• **Description of the task**: For each line of the data below that holds "JSON", copy the line.

Collected data entries
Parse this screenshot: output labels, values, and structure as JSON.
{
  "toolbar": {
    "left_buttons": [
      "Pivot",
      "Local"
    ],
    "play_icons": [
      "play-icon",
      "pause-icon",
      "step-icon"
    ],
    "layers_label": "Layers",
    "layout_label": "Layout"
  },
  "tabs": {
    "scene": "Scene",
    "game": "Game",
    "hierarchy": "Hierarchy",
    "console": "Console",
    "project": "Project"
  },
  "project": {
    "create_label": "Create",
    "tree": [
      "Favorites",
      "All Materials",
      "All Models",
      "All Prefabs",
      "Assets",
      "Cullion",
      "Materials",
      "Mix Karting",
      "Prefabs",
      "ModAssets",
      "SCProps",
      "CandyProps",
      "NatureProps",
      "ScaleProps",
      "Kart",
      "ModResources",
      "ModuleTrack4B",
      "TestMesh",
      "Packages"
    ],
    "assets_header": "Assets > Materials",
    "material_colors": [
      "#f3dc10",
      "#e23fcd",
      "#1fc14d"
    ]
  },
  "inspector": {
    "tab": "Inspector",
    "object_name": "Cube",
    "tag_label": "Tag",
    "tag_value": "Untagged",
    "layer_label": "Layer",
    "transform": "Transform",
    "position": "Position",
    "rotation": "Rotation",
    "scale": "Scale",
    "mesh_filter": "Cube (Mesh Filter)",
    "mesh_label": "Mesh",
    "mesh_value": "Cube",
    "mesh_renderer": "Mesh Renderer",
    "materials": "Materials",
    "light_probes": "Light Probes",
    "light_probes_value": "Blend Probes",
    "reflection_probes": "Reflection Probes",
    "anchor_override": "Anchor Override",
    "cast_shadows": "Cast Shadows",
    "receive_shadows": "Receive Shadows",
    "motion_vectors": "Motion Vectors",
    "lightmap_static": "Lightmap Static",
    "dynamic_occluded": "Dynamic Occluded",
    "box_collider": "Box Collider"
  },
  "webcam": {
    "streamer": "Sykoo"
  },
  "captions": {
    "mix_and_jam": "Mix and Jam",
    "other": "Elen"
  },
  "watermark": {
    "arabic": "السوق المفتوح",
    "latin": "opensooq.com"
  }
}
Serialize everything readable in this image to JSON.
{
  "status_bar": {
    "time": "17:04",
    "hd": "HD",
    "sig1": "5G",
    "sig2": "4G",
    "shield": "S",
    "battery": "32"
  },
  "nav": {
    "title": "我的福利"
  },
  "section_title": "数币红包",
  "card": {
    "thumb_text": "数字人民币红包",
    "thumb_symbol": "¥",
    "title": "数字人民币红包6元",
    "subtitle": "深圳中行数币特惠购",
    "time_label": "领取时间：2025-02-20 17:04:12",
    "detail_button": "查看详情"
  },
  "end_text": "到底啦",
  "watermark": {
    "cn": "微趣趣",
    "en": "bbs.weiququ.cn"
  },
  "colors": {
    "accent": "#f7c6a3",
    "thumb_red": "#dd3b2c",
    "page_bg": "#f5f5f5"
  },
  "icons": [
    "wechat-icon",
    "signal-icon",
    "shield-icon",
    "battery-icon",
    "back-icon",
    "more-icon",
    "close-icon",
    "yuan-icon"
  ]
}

• **Solution**:
Parse this screenshot: output labels, values, and structure as JSON.
Serialize everything readable in this image to JSON.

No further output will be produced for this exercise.